— Begin ENTRIES —

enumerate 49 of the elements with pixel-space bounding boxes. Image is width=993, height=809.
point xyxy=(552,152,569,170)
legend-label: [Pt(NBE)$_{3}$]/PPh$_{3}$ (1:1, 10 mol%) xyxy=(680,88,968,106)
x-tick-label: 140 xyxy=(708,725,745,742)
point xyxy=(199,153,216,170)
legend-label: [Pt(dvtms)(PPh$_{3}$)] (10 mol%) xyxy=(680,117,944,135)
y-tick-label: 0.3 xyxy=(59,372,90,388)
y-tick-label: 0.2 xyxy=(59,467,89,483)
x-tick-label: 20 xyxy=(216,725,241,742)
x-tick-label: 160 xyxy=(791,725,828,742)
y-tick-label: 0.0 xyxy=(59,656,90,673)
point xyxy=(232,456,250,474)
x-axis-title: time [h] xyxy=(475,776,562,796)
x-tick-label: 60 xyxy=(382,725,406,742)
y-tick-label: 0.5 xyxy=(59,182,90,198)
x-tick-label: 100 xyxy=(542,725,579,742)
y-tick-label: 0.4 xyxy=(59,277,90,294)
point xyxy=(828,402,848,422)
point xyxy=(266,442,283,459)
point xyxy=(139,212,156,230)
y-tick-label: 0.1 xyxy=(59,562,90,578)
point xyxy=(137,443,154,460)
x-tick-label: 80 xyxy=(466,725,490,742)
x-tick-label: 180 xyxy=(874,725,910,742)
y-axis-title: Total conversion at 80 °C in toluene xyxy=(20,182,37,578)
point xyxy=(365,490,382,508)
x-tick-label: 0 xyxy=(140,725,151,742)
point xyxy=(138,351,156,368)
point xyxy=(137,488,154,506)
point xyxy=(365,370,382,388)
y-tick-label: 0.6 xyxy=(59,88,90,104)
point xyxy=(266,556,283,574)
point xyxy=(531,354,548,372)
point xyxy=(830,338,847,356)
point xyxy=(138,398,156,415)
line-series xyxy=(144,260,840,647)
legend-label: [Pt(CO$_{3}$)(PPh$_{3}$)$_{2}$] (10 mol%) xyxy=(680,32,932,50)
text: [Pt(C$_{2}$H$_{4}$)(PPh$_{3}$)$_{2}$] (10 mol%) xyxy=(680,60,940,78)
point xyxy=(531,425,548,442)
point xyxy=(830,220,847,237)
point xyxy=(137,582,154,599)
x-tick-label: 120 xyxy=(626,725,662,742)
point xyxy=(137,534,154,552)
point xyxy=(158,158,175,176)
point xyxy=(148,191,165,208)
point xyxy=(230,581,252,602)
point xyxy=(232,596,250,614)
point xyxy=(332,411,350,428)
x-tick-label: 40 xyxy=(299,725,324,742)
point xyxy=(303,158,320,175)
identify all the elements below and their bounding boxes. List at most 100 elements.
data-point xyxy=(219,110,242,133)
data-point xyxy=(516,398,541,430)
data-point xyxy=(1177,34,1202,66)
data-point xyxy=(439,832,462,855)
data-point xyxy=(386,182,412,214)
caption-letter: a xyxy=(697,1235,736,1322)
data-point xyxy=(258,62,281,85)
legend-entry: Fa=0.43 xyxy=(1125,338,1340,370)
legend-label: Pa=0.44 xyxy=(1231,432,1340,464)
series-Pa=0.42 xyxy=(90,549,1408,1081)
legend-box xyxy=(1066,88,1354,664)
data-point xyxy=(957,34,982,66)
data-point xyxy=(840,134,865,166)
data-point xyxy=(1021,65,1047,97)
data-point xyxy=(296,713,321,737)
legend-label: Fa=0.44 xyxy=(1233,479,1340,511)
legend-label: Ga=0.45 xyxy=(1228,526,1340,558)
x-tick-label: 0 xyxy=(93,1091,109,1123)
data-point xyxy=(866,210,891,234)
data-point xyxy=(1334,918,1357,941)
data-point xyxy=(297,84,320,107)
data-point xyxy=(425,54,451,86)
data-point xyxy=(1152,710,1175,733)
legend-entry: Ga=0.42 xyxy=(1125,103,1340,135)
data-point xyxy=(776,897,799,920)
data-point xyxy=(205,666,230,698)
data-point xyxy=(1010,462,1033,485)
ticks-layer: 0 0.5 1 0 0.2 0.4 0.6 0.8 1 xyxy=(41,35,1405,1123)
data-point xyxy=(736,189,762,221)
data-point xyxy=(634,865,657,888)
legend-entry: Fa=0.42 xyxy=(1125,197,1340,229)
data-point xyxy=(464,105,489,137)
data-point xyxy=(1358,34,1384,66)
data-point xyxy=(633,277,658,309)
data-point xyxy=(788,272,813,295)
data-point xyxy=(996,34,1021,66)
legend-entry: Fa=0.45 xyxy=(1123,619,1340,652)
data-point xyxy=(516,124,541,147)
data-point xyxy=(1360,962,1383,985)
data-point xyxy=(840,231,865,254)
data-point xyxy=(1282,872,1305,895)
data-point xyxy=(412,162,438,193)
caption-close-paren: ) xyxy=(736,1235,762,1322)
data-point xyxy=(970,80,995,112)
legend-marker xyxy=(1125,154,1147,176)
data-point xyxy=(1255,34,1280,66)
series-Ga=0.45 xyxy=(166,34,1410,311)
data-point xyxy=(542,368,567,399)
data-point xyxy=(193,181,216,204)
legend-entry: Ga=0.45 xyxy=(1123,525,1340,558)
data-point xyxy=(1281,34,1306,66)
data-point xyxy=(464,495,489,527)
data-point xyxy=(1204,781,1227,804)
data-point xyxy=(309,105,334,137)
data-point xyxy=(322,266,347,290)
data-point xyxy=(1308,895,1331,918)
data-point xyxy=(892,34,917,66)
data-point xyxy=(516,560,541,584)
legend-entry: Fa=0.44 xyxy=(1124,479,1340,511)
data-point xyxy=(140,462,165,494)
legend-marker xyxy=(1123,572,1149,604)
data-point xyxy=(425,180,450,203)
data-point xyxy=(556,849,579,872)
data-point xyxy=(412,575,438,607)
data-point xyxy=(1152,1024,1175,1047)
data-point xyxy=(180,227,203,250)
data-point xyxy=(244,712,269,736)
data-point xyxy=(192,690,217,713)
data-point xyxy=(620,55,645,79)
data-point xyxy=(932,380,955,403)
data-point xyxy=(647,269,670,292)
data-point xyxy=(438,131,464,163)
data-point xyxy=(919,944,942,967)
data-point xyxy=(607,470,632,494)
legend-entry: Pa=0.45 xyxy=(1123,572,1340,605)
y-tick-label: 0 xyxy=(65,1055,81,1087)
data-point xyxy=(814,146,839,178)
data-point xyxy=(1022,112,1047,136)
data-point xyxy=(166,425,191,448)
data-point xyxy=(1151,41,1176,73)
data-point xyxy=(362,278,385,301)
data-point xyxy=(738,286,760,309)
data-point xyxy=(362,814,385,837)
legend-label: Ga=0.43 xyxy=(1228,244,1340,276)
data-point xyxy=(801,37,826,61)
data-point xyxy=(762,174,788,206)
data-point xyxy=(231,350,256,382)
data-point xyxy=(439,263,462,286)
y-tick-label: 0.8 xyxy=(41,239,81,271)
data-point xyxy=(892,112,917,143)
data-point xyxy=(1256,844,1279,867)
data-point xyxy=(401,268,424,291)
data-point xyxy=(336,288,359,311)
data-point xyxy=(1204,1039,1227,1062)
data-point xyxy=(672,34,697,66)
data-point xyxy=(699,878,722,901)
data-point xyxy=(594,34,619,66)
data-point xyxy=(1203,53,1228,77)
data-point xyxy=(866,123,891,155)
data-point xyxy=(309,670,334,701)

— End ENTRIES —

■ **INSTRUCTIONS FOR THE TASK**
Return every line in the records above that contains the string "title", with case counting.

■ **CORRECT ANSWER**
x-axis-title: time [h] xyxy=(475,776,562,796)
y-axis-title: Total conversion at 80 °C in toluene xyxy=(20,182,37,578)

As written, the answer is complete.